(begin)

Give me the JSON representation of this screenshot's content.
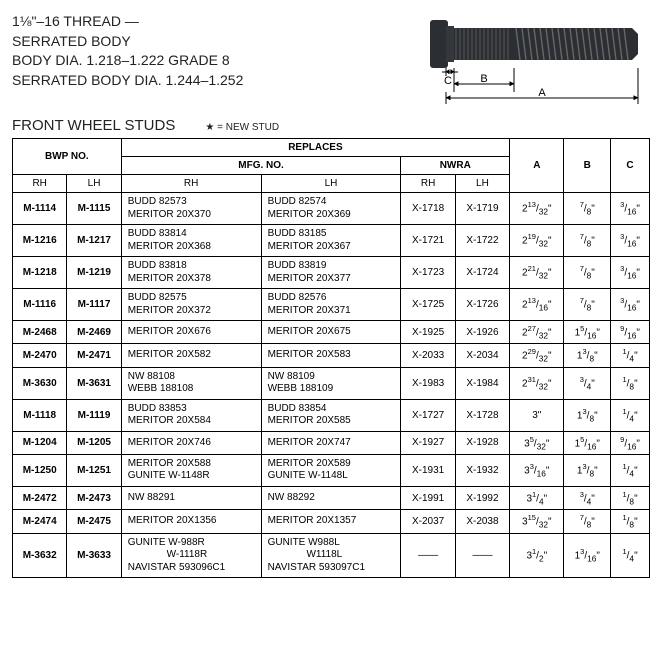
{
  "spec": {
    "line1": "1⅛\"–16 THREAD —",
    "line2": "SERRATED BODY",
    "line3": "BODY DIA. 1.218–1.222    GRADE 8",
    "line4": "SERRATED BODY DIA. 1.244–1.252"
  },
  "image": {
    "body_color": "#2b2f33",
    "highlight": "#4a4f55",
    "label_a": "A",
    "label_b": "B",
    "label_c": "C",
    "label_fontsize": 12
  },
  "section_title": "FRONT WHEEL STUDS",
  "legend": "★ = NEW STUD",
  "headers": {
    "replaces": "REPLACES",
    "bwp": "BWP NO.",
    "mfg": "MFG. NO.",
    "nwra": "NWRA",
    "rh": "RH",
    "lh": "LH",
    "a": "A",
    "b": "B",
    "c": "C"
  },
  "rows": [
    {
      "bwp_rh": "M-1114",
      "bwp_lh": "M-1115",
      "mfg_rh": "BUDD 82573\nMERITOR 20X370",
      "mfg_lh": "BUDD 82574\nMERITOR 20X369",
      "nwra_rh": "X-1718",
      "nwra_lh": "X-1719",
      "a": "2<sup>13</sup>/<sub>32</sub>\"",
      "b": "<sup>7</sup>/<sub>8</sub>\"",
      "c": "<sup>3</sup>/<sub>16</sub>\""
    },
    {
      "bwp_rh": "M-1216",
      "bwp_lh": "M-1217",
      "mfg_rh": "BUDD 83814\nMERITOR 20X368",
      "mfg_lh": "BUDD 83185\nMERITOR 20X367",
      "nwra_rh": "X-1721",
      "nwra_lh": "X-1722",
      "a": "2<sup>19</sup>/<sub>32</sub>\"",
      "b": "<sup>7</sup>/<sub>8</sub>\"",
      "c": "<sup>3</sup>/<sub>16</sub>\""
    },
    {
      "bwp_rh": "M-1218",
      "bwp_lh": "M-1219",
      "mfg_rh": "BUDD 83818\nMERITOR 20X378",
      "mfg_lh": "BUDD 83819\nMERITOR 20X377",
      "nwra_rh": "X-1723",
      "nwra_lh": "X-1724",
      "a": "2<sup>21</sup>/<sub>32</sub>\"",
      "b": "<sup>7</sup>/<sub>8</sub>\"",
      "c": "<sup>3</sup>/<sub>16</sub>\""
    },
    {
      "bwp_rh": "M-1116",
      "bwp_lh": "M-1117",
      "mfg_rh": "BUDD 82575\nMERITOR 20X372",
      "mfg_lh": "BUDD 82576\nMERITOR 20X371",
      "nwra_rh": "X-1725",
      "nwra_lh": "X-1726",
      "a": "2<sup>13</sup>/<sub>16</sub>\"",
      "b": "<sup>7</sup>/<sub>8</sub>\"",
      "c": "<sup>3</sup>/<sub>16</sub>\""
    },
    {
      "bwp_rh": "M-2468",
      "bwp_lh": "M-2469",
      "mfg_rh": "MERITOR 20X676",
      "mfg_lh": "MERITOR 20X675",
      "nwra_rh": "X-1925",
      "nwra_lh": "X-1926",
      "a": "2<sup>27</sup>/<sub>32</sub>\"",
      "b": "1<sup>5</sup>/<sub>16</sub>\"",
      "c": "<sup>9</sup>/<sub>16</sub>\""
    },
    {
      "bwp_rh": "M-2470",
      "bwp_lh": "M-2471",
      "mfg_rh": "MERITOR 20X582",
      "mfg_lh": "MERITOR 20X583",
      "nwra_rh": "X-2033",
      "nwra_lh": "X-2034",
      "a": "2<sup>29</sup>/<sub>32</sub>\"",
      "b": "1<sup>3</sup>/<sub>8</sub>\"",
      "c": "<sup>1</sup>/<sub>4</sub>\""
    },
    {
      "bwp_rh": "M-3630",
      "bwp_lh": "M-3631",
      "mfg_rh": "NW 88108\nWEBB 188108",
      "mfg_lh": "NW 88109\nWEBB 188109",
      "nwra_rh": "X-1983",
      "nwra_lh": "X-1984",
      "a": "2<sup>31</sup>/<sub>32</sub>\"",
      "b": "<sup>3</sup>/<sub>4</sub>\"",
      "c": "<sup>1</sup>/<sub>8</sub>\""
    },
    {
      "bwp_rh": "M-1118",
      "bwp_lh": "M-1119",
      "mfg_rh": "BUDD 83853\nMERITOR 20X584",
      "mfg_lh": "BUDD 83854\nMERITOR 20X585",
      "nwra_rh": "X-1727",
      "nwra_lh": "X-1728",
      "a": "3\"",
      "b": "1<sup>3</sup>/<sub>8</sub>\"",
      "c": "<sup>1</sup>/<sub>4</sub>\""
    },
    {
      "bwp_rh": "M-1204",
      "bwp_lh": "M-1205",
      "mfg_rh": "MERITOR 20X746",
      "mfg_lh": "MERITOR 20X747",
      "nwra_rh": "X-1927",
      "nwra_lh": "X-1928",
      "a": "3<sup>5</sup>/<sub>32</sub>\"",
      "b": "1<sup>5</sup>/<sub>16</sub>\"",
      "c": "<sup>9</sup>/<sub>16</sub>\""
    },
    {
      "bwp_rh": "M-1250",
      "bwp_lh": "M-1251",
      "mfg_rh": "MERITOR 20X588\nGUNITE W-1148R",
      "mfg_lh": "MERITOR 20X589\nGUNITE W-1148L",
      "nwra_rh": "X-1931",
      "nwra_lh": "X-1932",
      "a": "3<sup>3</sup>/<sub>16</sub>\"",
      "b": "1<sup>3</sup>/<sub>8</sub>\"",
      "c": "<sup>1</sup>/<sub>4</sub>\""
    },
    {
      "bwp_rh": "M-2472",
      "bwp_lh": "M-2473",
      "mfg_rh": "NW 88291",
      "mfg_lh": "NW 88292",
      "nwra_rh": "X-1991",
      "nwra_lh": "X-1992",
      "a": "3<sup>1</sup>/<sub>4</sub>\"",
      "b": "<sup>3</sup>/<sub>4</sub>\"",
      "c": "<sup>1</sup>/<sub>8</sub>\""
    },
    {
      "bwp_rh": "M-2474",
      "bwp_lh": "M-2475",
      "mfg_rh": "MERITOR 20X1356",
      "mfg_lh": "MERITOR 20X1357",
      "nwra_rh": "X-2037",
      "nwra_lh": "X-2038",
      "a": "3<sup>15</sup>/<sub>32</sub>\"",
      "b": "<sup>7</sup>/<sub>8</sub>\"",
      "c": "<sup>1</sup>/<sub>8</sub>\""
    },
    {
      "bwp_rh": "M-3632",
      "bwp_lh": "M-3633",
      "mfg_rh": "GUNITE W-988R\n              W-1118R\nNAVISTAR 593096C1",
      "mfg_lh": "GUNITE W988L\n              W1118L\nNAVISTAR 593097C1",
      "nwra_rh": "——",
      "nwra_lh": "——",
      "a": "3<sup>1</sup>/<sub>2</sub>\"",
      "b": "1<sup>3</sup>/<sub>16</sub>\"",
      "c": "<sup>1</sup>/<sub>4</sub>\""
    }
  ],
  "table_style": {
    "border_color": "#000000",
    "header_bg": "#ffffff",
    "row_bg": "#ffffff",
    "font_size_body": 10,
    "font_size_header": 10
  }
}
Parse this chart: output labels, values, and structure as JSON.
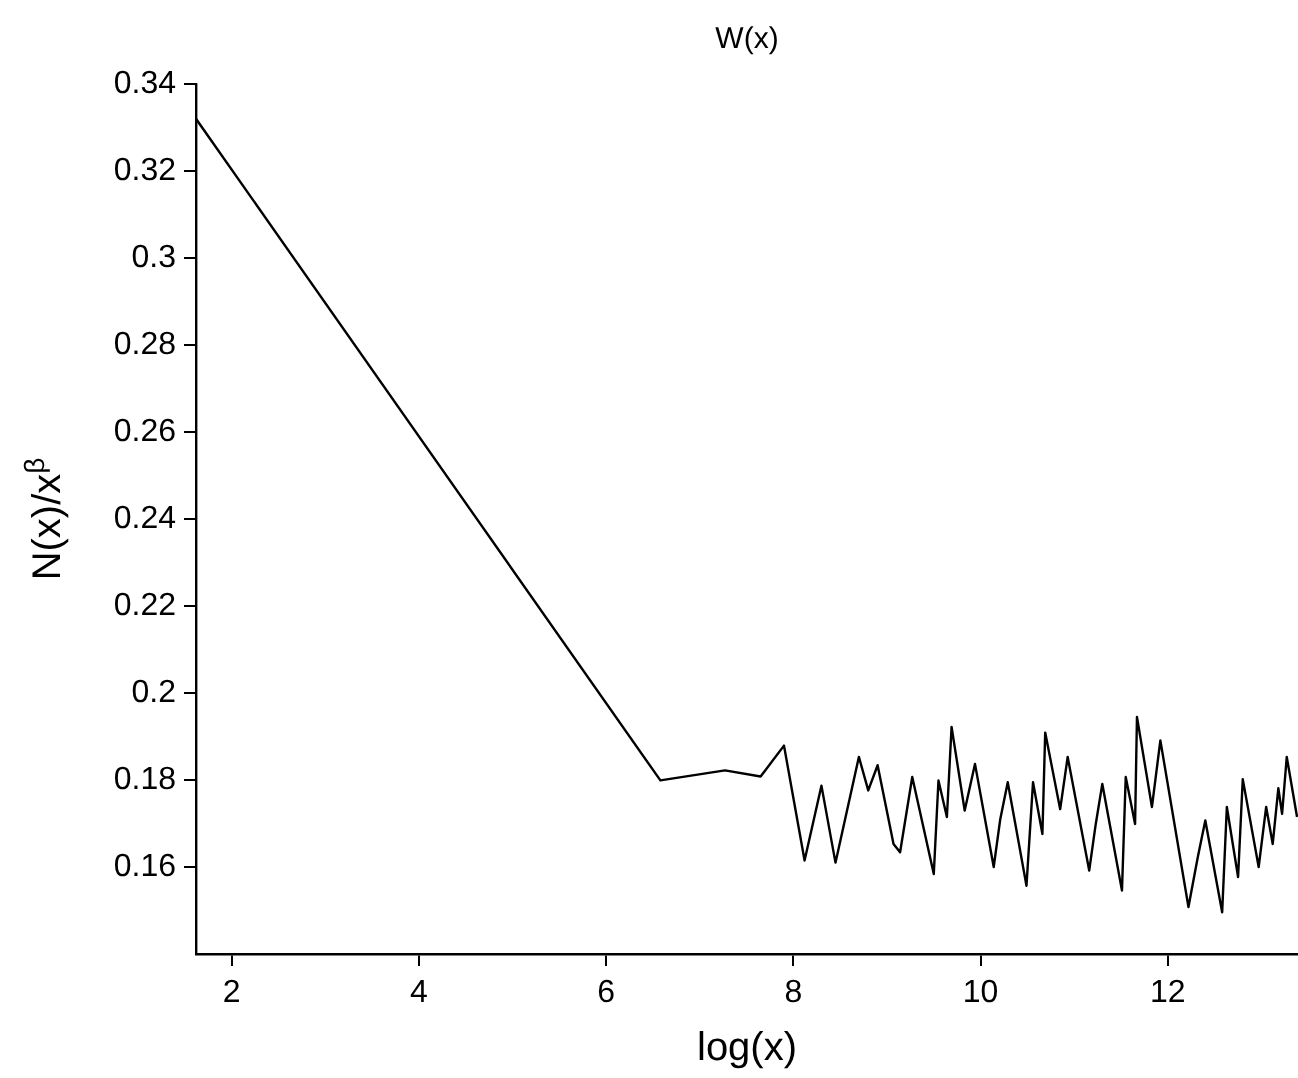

(end)

**EXERCISE DESCRIPTION**.
Drop the pictures and reproduce the rest of the entries above exactly.

**CORRECT OUTPUT**.
Give me the JSON representation of this screenshot's content.
{
  "spec": {
    "line1": "1⅛\"–16 THREAD —",
    "line2": "SERRATED BODY",
    "line3": "BODY DIA. 1.218–1.222    GRADE 8",
    "line4": "SERRATED BODY DIA. 1.244–1.252"
  },
  "image": {
    "body_color": "#2b2f33",
    "highlight": "#4a4f55",
    "label_a": "A",
    "label_b": "B",
    "label_c": "C",
    "label_fontsize": 12
  },
  "section_title": "FRONT WHEEL STUDS",
  "legend": "★ = NEW STUD",
  "headers": {
    "replaces": "REPLACES",
    "bwp": "BWP NO.",
    "mfg": "MFG. NO.",
    "nwra": "NWRA",
    "rh": "RH",
    "lh": "LH",
    "a": "A",
    "b": "B",
    "c": "C"
  },
  "rows": [
    {
      "bwp_rh": "M-1114",
      "bwp_lh": "M-1115",
      "mfg_rh": "BUDD 82573\nMERITOR 20X370",
      "mfg_lh": "BUDD 82574\nMERITOR 20X369",
      "nwra_rh": "X-1718",
      "nwra_lh": "X-1719",
      "a": "2<sup>13</sup>/<sub>32</sub>\"",
      "b": "<sup>7</sup>/<sub>8</sub>\"",
      "c": "<sup>3</sup>/<sub>16</sub>\""
    },
    {
      "bwp_rh": "M-1216",
      "bwp_lh": "M-1217",
      "mfg_rh": "BUDD 83814\nMERITOR 20X368",
      "mfg_lh": "BUDD 83185\nMERITOR 20X367",
      "nwra_rh": "X-1721",
      "nwra_lh": "X-1722",
      "a": "2<sup>19</sup>/<sub>32</sub>\"",
      "b": "<sup>7</sup>/<sub>8</sub>\"",
      "c": "<sup>3</sup>/<sub>16</sub>\""
    },
    {
      "bwp_rh": "M-1218",
      "bwp_lh": "M-1219",
      "mfg_rh": "BUDD 83818\nMERITOR 20X378",
      "mfg_lh": "BUDD 83819\nMERITOR 20X377",
      "nwra_rh": "X-1723",
      "nwra_lh": "X-1724",
      "a": "2<sup>21</sup>/<sub>32</sub>\"",
      "b": "<sup>7</sup>/<sub>8</sub>\"",
      "c": "<sup>3</sup>/<sub>16</sub>\""
    },
    {
      "bwp_rh": "M-1116",
      "bwp_lh": "M-1117",
      "mfg_rh": "BUDD 82575\nMERITOR 20X372",
      "mfg_lh": "BUDD 82576\nMERITOR 20X371",
      "nwra_rh": "X-1725",
      "nwra_lh": "X-1726",
      "a": "2<sup>13</sup>/<sub>16</sub>\"",
      "b": "<sup>7</sup>/<sub>8</sub>\"",
      "c": "<sup>3</sup>/<sub>16</sub>\""
    },
    {
      "bwp_rh": "M-2468",
      "bwp_lh": "M-2469",
      "mfg_rh": "MERITOR 20X676",
      "mfg_lh": "MERITOR 20X675",
      "nwra_rh": "X-1925",
      "nwra_lh": "X-1926",
      "a": "2<sup>27</sup>/<sub>32</sub>\"",
      "b": "1<sup>5</sup>/<sub>16</sub>\"",
      "c": "<sup>9</sup>/<sub>16</sub>\""
    },
    {
      "bwp_rh": "M-2470",
      "bwp_lh": "M-2471",
      "mfg_rh": "MERITOR 20X582",
      "mfg_lh": "MERITOR 20X583",
      "nwra_rh": "X-2033",
      "nwra_lh": "X-2034",
      "a": "2<sup>29</sup>/<sub>32</sub>\"",
      "b": "1<sup>3</sup>/<sub>8</sub>\"",
      "c": "<sup>1</sup>/<sub>4</sub>\""
    },
    {
      "bwp_rh": "M-3630",
      "bwp_lh": "M-3631",
      "mfg_rh": "NW 88108\nWEBB 188108",
      "mfg_lh": "NW 88109\nWEBB 188109",
      "nwra_rh": "X-1983",
      "nwra_lh": "X-1984",
      "a": "2<sup>31</sup>/<sub>32</sub>\"",
      "b": "<sup>3</sup>/<sub>4</sub>\"",
      "c": "<sup>1</sup>/<sub>8</sub>\""
    },
    {
      "bwp_rh": "M-1118",
      "bwp_lh": "M-1119",
      "mfg_rh": "BUDD 83853\nMERITOR 20X584",
      "mfg_lh": "BUDD 83854\nMERITOR 20X585",
      "nwra_rh": "X-1727",
      "nwra_lh": "X-1728",
      "a": "3\"",
      "b": "1<sup>3</sup>/<sub>8</sub>\"",
      "c": "<sup>1</sup>/<sub>4</sub>\""
    },
    {
      "bwp_rh": "M-1204",
      "bwp_lh": "M-1205",
      "mfg_rh": "MERITOR 20X746",
      "mfg_lh": "MERITOR 20X747",
      "nwra_rh": "X-1927",
      "nwra_lh": "X-1928",
      "a": "3<sup>5</sup>/<sub>32</sub>\"",
      "b": "1<sup>5</sup>/<sub>16</sub>\"",
      "c": "<sup>9</sup>/<sub>16</sub>\""
    },
    {
      "bwp_rh": "M-1250",
      "bwp_lh": "M-1251",
      "mfg_rh": "MERITOR 20X588\nGUNITE W-1148R",
      "mfg_lh": "MERITOR 20X589\nGUNITE W-1148L",
      "nwra_rh": "X-1931",
      "nwra_lh": "X-1932",
      "a": "3<sup>3</sup>/<sub>16</sub>\"",
      "b": "1<sup>3</sup>/<sub>8</sub>\"",
      "c": "<sup>1</sup>/<sub>4</sub>\""
    },
    {
      "bwp_rh": "M-2472",
      "bwp_lh": "M-2473",
      "mfg_rh": "NW 88291",
      "mfg_lh": "NW 88292",
      "nwra_rh": "X-1991",
      "nwra_lh": "X-1992",
      "a": "3<sup>1</sup>/<sub>4</sub>\"",
      "b": "<sup>3</sup>/<sub>4</sub>\"",
      "c": "<sup>1</sup>/<sub>8</sub>\""
    },
    {
      "bwp_rh": "M-2474",
      "bwp_lh": "M-2475",
      "mfg_rh": "MERITOR 20X1356",
      "mfg_lh": "MERITOR 20X1357",
      "nwra_rh": "X-2037",
      "nwra_lh": "X-2038",
      "a": "3<sup>15</sup>/<sub>32</sub>\"",
      "b": "<sup>7</sup>/<sub>8</sub>\"",
      "c": "<sup>1</sup>/<sub>8</sub>\""
    },
    {
      "bwp_rh": "M-3632",
      "bwp_lh": "M-3633",
      "mfg_rh": "GUNITE W-988R\n              W-1118R\nNAVISTAR 593096C1",
      "mfg_lh": "GUNITE W988L\n              W1118L\nNAVISTAR 593097C1",
      "nwra_rh": "——",
      "nwra_lh": "——",
      "a": "3<sup>1</sup>/<sub>2</sub>\"",
      "b": "1<sup>3</sup>/<sub>16</sub>\"",
      "c": "<sup>1</sup>/<sub>4</sub>\""
    }
  ],
  "table_style": {
    "border_color": "#000000",
    "header_bg": "#ffffff",
    "row_bg": "#ffffff",
    "font_size_body": 10,
    "font_size_header": 10
  }
}
Parse this chart: output labels, values, and structure as JSON.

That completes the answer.